• Items:
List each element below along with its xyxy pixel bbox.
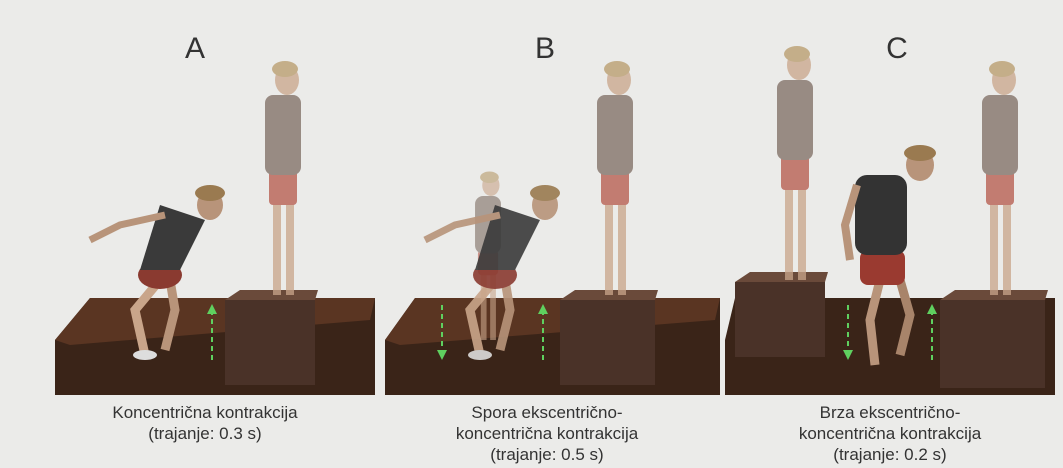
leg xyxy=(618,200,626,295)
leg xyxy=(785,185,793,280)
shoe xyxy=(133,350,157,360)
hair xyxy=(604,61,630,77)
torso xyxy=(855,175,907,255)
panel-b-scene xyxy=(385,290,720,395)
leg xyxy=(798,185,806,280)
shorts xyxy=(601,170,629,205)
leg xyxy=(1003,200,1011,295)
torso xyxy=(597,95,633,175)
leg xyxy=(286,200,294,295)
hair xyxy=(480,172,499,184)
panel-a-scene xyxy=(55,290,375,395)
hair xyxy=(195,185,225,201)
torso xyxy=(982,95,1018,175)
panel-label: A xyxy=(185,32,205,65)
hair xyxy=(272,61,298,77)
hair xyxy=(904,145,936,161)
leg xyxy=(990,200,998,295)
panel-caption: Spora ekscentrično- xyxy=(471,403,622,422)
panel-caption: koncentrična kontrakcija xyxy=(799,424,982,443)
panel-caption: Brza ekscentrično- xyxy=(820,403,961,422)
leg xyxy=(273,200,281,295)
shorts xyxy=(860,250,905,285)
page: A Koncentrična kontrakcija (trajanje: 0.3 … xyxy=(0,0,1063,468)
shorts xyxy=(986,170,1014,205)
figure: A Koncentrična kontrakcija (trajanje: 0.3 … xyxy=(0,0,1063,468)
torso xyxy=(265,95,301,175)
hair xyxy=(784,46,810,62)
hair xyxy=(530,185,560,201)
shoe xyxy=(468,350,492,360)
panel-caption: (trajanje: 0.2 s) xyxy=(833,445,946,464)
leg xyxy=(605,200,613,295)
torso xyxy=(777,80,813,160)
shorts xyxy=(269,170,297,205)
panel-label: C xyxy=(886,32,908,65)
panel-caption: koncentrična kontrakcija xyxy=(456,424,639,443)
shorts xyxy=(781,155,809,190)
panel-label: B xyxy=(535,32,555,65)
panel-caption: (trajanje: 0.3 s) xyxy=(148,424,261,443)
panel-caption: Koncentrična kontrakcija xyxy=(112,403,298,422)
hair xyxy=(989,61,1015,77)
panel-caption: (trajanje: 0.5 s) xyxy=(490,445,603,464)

---

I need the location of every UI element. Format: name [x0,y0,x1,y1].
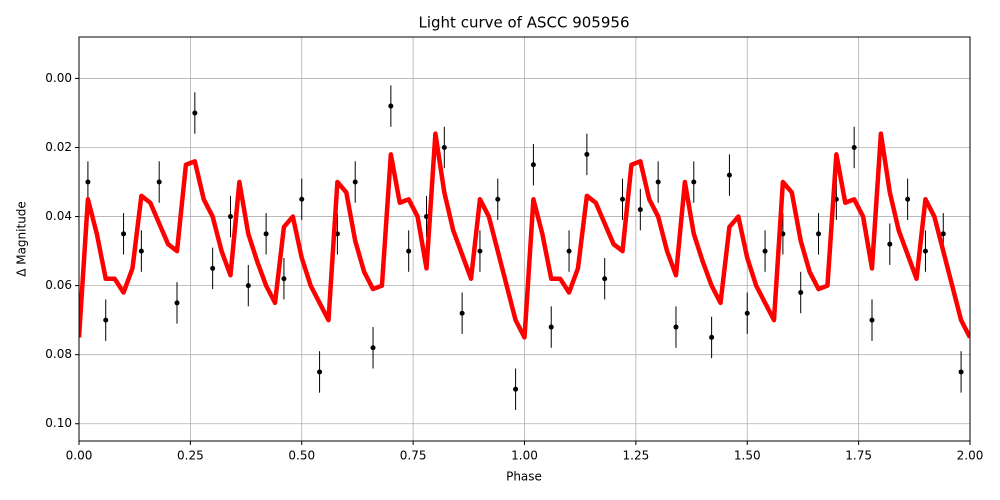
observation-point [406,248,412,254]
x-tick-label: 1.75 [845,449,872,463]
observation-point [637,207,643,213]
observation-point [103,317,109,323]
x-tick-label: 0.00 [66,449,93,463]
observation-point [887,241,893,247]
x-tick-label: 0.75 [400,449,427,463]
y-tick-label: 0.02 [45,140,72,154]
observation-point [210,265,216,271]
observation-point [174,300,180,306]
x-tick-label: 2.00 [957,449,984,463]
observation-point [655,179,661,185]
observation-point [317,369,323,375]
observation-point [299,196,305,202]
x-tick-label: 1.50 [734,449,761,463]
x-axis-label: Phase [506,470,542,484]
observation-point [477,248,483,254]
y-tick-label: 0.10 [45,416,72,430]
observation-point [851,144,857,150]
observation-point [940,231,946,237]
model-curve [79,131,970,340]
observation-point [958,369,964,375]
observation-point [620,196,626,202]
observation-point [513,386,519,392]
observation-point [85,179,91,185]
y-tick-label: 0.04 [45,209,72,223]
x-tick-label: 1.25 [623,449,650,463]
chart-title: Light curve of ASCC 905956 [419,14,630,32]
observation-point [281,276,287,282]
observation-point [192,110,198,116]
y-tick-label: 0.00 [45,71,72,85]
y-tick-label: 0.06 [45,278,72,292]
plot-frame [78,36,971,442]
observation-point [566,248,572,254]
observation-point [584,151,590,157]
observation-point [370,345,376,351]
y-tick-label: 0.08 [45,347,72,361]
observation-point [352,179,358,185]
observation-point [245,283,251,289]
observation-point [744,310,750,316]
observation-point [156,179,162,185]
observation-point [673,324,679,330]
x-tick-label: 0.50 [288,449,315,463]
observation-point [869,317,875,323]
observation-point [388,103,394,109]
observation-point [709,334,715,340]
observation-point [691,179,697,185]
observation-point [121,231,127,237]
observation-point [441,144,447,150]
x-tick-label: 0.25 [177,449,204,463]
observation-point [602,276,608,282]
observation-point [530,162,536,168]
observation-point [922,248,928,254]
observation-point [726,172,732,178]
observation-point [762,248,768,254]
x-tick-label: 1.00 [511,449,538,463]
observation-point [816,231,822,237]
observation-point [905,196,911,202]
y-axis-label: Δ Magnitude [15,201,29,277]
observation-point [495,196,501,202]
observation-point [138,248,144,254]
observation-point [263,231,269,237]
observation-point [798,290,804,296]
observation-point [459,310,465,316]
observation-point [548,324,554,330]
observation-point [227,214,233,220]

• Written request: Rewrite the material from the line with "leg xyxy=(618,200,626,295)" up to and including the line with "panel-caption: Koncentrična kontrakcija xyxy=(112,403,298,422)", renaming every "torso" to "body" and leaving everything else unchanged.

• Reply:
leg xyxy=(618,200,626,295)
leg xyxy=(785,185,793,280)
shoe xyxy=(133,350,157,360)
hair xyxy=(604,61,630,77)
body xyxy=(855,175,907,255)
panel-b-scene xyxy=(385,290,720,395)
leg xyxy=(798,185,806,280)
shorts xyxy=(601,170,629,205)
leg xyxy=(1003,200,1011,295)
body xyxy=(597,95,633,175)
leg xyxy=(286,200,294,295)
hair xyxy=(480,172,499,184)
panel-a-scene xyxy=(55,290,375,395)
hair xyxy=(195,185,225,201)
body xyxy=(982,95,1018,175)
panel-label: A xyxy=(185,32,205,65)
hair xyxy=(272,61,298,77)
hair xyxy=(904,145,936,161)
leg xyxy=(990,200,998,295)
panel-caption: Spora ekscentrično- xyxy=(471,403,622,422)
panel-caption: koncentrična kontrakcija xyxy=(799,424,982,443)
panel-caption: Brza ekscentrično- xyxy=(820,403,961,422)
leg xyxy=(273,200,281,295)
shorts xyxy=(860,250,905,285)
page: A Koncentrična kontrakcija (trajanje: 0.3 … xyxy=(0,0,1063,468)
shorts xyxy=(986,170,1014,205)
figure: A Koncentrična kontrakcija (trajanje: 0.3 … xyxy=(0,0,1063,468)
body xyxy=(265,95,301,175)
hair xyxy=(784,46,810,62)
hair xyxy=(530,185,560,201)
shoe xyxy=(468,350,492,360)
panel-caption: (trajanje: 0.2 s) xyxy=(833,445,946,464)
leg xyxy=(605,200,613,295)
body xyxy=(777,80,813,160)
shorts xyxy=(269,170,297,205)
panel-label: C xyxy=(886,32,908,65)
panel-caption: koncentrična kontrakcija xyxy=(456,424,639,443)
shorts xyxy=(781,155,809,190)
panel-label: B xyxy=(535,32,555,65)
panel-caption: (trajanje: 0.3 s) xyxy=(148,424,261,443)
panel-caption: Koncentrična kontrakcija xyxy=(112,403,298,422)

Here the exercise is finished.